▶ Exercise
Continue the reminiscence about the planned train layout and the school woodwork class, starting after its final sentence.

▶ Source extract
───

This was when my grandson, Harrison, arrived. I could see he liked trains and we bought him quite a few trainsets for infants. That was when I announced my plan to build a largish layout for him. In my dreams I saw loads of trains on the track, beautiful scenery, and houses with lights. The daft thing was that I knew I didn’t have the necessary skills to make this layout, but I do possess a never-give-up spirit.
Time to take you back to my first days in secondary school, Inverness Royal Academy when I came up against my history teacher, Mrs McKenzie. She was very sadistic, and I was the first to get “the belt”. My terrible crime was failing to answer Q10 Part C. Yes, one part of one question got me 6 of her best! My next problem was in my woodwork class where the teacher was Mr Beattie. If you are familiar with the animated video that accompanied Pink Floyd’s record, “Another Brick in the Wall” you can see Mr Beattie flying about beating up schoolchildren and eventually mincing them. Mr Beattie did a first-class impression of that fiend. His woodwork class put me off ever making things. We were tasked with making a box about the size of a shoebox. I was the last to finish my “box”.
Oh, I almost forgot to tell you about James Fraser. I really didn’t like him. Mr Beattie assigned us various work benches and James and I found ourselves standing next to bench 7. Can you guess who was at the wrong bench. I hung my head in shame as I walked to the correct bench which faced the evil, young Fraser. At that point my dislike of James became pure hatred.
Moving on, I eventually made my creation and took it to Mr Beattie. Now he had some eccentricities and a, cruel wit. One of his regular admonishments to a pupil was to adopt a whiny loud voice and say to the offending pupil, “Wood disnae grow on trees, laddie.* “So there I was at the front of the class with my creation which he held up for everybody, all my new friends AND James Fraser, to look at it in wonder. I waited for the ovation and cheering only for Mr Bloody Beattie to loudly pronounce, “YUK” at the top of his voice. Thankfully I managed to get out of woodwork the following year. So now maybe you can understand why I am useless as a modeller. Actually, calling me a modeller is totally wrong. I hate James Fraser to this day. And Mr Beattie! I took the box home. My dad laughed when he saw it but my mum thought it was “very good”. Thanks mum.

───

▶ Dataset content
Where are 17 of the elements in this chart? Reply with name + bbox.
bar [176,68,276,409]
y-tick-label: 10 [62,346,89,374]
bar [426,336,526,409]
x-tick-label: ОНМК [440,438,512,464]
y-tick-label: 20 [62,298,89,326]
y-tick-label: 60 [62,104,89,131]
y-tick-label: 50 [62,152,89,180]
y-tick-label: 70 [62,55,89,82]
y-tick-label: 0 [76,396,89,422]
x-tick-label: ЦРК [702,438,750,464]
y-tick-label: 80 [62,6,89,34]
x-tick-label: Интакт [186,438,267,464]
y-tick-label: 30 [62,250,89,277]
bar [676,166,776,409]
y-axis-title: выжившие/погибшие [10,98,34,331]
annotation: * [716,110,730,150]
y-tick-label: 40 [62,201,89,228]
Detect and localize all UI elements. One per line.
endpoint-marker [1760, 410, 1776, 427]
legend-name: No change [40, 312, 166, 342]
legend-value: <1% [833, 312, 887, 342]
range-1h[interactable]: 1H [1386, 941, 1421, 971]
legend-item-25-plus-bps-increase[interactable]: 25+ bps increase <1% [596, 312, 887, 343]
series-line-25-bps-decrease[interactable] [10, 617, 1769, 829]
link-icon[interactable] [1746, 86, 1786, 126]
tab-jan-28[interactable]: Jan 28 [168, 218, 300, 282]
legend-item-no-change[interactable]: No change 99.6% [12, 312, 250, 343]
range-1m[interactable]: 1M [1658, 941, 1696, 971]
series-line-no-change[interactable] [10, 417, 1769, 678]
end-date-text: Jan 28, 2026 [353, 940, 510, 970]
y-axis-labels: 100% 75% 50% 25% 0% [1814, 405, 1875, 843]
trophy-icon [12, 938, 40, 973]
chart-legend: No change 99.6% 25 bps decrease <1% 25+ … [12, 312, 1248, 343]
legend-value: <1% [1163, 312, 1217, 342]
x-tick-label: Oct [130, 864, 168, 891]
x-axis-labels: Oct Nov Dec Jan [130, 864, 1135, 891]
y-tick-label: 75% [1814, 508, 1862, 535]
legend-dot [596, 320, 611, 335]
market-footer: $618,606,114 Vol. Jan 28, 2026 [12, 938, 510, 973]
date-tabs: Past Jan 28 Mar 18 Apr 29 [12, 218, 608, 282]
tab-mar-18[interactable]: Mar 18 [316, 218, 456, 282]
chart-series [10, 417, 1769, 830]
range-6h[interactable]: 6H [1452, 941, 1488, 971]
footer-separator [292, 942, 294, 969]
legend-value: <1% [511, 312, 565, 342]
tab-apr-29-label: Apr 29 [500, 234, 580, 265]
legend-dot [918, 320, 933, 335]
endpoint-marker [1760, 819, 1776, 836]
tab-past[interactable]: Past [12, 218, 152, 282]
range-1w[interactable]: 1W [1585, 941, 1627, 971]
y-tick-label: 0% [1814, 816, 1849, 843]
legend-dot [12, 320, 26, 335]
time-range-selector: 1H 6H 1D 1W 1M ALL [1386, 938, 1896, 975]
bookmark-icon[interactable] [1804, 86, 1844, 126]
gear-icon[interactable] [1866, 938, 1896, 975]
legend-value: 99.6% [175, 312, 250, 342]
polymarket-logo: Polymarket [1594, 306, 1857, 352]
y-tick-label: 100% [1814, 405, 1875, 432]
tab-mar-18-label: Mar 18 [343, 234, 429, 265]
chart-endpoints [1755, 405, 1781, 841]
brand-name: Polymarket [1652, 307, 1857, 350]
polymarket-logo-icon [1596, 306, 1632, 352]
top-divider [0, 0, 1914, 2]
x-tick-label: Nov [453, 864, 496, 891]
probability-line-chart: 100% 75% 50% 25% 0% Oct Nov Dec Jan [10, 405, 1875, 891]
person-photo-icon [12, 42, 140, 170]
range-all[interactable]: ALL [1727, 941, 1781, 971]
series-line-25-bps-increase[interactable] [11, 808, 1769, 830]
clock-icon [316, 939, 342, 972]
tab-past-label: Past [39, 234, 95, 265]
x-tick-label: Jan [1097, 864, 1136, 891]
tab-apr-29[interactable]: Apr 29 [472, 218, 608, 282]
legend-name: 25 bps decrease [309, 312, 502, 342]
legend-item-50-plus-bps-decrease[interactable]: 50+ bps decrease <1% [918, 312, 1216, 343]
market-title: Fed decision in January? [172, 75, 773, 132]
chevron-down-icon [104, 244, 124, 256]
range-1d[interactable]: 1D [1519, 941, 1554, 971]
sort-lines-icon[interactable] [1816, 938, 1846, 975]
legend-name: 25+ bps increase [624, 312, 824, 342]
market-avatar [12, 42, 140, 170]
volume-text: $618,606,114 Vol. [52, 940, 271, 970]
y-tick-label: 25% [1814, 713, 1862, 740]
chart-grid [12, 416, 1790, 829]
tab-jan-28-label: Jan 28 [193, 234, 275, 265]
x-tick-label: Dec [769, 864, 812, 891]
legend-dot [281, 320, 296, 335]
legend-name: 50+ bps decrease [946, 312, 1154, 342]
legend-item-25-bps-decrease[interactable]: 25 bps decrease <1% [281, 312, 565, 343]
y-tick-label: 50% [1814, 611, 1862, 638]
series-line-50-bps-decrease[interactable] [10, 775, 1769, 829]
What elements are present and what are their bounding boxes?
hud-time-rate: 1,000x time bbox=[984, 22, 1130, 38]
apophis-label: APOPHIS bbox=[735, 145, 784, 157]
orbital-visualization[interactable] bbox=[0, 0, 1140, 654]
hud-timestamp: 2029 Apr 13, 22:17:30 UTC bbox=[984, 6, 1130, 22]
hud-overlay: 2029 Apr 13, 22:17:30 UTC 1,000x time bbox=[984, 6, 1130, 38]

───

▶ Reply to the exercise
I finished my schooling at the Academy in 1973 and took up a summer job washing coaches at the Inverness depot where I was known as “The Son of Slash” or “SOS” hence the title of this blog. I earned hundreds of pounds tax-free which I hoped would see me through my first university year of partying and general debauchery. I was set to go to Strathclyde U to study Business Studies. But my parents went off on holiday to sunny Spain. Dad was always very keen to tell people that his railway pass allowed him and mum (and me while I was at school) to travel from Inverness to Port Bou (I think) for twenty-one shillings. But while they were away, I crashed my dad’s car, an almost new Vauxhall Victor. It was my fault. I took an S bend too quickly on the notorious A9. I can remember the first time my mum and dad, with me travelled to Perth on that awful road. Mum asked how we were going to get there, and Dad told her we would be following the rail line all the way to Perth.
Back to my crash which, coincidentally, took place just a few yards from the railway line. We crossed the white central line and collided with a lorry coming in the opposite direction. The car spun along the road on its roof before coming to a halt. We were lucky. Nobody was hurt. I had some nasty facial cuts and John McDonald’s cassette player was in a bad state- his taste in music was terrible anyway. But I felt guilty and wanted to repay Dad. At that innocent age I knew nothing about car insurance! So, to pay him back I applied for a job with HM Customs & Excise and was posted to Dover. I couldn’t have got much further from home. That was back in 1974.